Your task> Copy each line where the word "left" occurs.

(Dataset items)
Begin

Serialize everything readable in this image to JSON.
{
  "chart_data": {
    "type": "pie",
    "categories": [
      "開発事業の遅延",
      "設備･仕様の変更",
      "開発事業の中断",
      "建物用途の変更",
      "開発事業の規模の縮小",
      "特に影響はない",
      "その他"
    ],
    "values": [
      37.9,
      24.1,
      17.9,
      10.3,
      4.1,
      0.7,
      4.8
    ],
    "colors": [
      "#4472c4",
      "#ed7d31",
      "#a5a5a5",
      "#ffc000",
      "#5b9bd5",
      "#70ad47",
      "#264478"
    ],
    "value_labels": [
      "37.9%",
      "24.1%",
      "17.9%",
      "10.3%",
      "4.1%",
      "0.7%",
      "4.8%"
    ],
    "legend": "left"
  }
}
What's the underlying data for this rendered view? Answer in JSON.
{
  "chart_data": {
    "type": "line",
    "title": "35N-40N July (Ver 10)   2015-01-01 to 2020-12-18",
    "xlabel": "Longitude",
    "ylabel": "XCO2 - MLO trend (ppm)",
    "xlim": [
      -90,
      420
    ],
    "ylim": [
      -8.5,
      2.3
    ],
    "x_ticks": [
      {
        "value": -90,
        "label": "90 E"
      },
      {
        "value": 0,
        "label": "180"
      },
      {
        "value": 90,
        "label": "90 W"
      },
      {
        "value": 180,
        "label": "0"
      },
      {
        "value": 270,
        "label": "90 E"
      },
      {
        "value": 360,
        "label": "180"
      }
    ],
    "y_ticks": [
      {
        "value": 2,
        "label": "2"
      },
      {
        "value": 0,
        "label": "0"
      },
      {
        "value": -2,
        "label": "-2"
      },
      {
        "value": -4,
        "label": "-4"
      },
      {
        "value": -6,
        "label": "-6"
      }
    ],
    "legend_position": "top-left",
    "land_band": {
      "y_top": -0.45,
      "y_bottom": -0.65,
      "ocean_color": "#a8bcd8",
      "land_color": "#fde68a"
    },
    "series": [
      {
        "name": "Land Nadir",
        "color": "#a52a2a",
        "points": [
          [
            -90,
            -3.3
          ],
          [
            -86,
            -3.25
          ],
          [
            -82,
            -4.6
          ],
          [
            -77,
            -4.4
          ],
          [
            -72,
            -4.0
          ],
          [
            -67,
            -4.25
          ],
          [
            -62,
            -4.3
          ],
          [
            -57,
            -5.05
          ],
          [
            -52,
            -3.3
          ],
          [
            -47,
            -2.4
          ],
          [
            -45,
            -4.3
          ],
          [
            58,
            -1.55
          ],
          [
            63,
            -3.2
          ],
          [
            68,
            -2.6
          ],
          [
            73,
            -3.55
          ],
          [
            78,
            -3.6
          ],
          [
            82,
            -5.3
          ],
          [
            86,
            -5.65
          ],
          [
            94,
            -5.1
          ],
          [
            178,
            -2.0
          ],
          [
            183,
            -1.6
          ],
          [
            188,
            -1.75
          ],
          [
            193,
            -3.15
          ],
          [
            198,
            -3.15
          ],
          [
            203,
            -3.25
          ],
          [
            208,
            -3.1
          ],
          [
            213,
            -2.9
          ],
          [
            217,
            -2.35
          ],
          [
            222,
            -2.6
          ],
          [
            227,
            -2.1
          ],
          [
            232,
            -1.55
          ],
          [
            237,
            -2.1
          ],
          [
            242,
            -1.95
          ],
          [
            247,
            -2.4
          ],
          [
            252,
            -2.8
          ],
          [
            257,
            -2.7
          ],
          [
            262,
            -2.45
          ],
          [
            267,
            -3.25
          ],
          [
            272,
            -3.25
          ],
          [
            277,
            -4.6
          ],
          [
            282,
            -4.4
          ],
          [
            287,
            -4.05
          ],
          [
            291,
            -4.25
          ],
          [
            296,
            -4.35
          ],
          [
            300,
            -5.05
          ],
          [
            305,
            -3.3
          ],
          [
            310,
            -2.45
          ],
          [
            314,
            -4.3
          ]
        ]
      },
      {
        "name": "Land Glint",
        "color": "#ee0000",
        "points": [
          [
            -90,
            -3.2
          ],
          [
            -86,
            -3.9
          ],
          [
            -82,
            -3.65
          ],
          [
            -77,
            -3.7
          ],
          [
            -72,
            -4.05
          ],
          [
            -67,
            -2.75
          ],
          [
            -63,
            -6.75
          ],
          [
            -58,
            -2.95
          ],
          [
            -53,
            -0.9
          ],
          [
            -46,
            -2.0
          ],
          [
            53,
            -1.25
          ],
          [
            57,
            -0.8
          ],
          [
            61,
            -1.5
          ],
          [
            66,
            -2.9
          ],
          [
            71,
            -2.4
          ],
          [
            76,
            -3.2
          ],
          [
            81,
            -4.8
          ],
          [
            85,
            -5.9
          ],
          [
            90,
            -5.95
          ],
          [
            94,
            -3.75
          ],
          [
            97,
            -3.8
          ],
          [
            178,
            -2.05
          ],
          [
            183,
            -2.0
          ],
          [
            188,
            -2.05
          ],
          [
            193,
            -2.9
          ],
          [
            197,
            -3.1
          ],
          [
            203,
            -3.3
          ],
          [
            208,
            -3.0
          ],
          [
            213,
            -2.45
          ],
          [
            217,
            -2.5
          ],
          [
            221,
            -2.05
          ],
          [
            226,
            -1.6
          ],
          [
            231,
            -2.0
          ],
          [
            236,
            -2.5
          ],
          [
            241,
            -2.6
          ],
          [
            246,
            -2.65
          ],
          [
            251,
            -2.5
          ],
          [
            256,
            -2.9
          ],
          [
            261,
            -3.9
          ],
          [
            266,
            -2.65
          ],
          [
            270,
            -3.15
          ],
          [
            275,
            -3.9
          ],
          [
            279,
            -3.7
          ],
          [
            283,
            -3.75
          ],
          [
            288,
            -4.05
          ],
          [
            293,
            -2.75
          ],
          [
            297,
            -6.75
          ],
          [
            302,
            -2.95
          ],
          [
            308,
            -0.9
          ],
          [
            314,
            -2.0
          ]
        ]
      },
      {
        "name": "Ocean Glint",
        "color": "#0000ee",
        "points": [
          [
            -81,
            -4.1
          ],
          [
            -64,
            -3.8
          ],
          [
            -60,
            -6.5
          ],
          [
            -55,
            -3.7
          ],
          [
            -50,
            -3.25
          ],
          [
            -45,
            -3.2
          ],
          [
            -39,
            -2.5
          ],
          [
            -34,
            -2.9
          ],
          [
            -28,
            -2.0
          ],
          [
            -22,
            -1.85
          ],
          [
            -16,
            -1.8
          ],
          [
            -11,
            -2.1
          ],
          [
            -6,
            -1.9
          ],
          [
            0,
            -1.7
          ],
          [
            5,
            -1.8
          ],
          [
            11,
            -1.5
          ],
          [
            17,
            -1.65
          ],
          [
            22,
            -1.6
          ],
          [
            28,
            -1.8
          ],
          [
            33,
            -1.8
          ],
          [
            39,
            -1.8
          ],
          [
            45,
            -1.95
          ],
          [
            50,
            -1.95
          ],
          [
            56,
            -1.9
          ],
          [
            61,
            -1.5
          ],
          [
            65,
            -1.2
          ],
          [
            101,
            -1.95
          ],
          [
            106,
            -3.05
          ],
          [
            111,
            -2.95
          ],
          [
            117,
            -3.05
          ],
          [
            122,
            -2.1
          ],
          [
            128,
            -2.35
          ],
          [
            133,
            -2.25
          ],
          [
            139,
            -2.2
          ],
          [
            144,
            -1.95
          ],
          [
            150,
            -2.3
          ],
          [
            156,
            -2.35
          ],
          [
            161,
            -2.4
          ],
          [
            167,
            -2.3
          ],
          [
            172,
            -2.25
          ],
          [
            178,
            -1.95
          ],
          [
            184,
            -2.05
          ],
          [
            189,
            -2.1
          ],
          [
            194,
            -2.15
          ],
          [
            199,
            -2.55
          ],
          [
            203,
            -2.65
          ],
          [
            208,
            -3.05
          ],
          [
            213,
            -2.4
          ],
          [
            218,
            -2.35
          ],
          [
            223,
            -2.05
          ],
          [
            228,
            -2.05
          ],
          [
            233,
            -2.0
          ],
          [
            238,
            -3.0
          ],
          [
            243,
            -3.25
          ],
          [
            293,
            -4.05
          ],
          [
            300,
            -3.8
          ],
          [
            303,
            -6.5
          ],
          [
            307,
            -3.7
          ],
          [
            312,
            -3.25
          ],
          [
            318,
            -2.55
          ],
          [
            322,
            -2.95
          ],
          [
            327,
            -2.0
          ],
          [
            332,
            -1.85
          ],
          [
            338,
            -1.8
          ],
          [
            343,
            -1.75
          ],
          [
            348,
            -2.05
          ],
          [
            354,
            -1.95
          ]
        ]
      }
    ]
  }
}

End

Full solution>
    "legend": "left"
    "legend_position": "top-left",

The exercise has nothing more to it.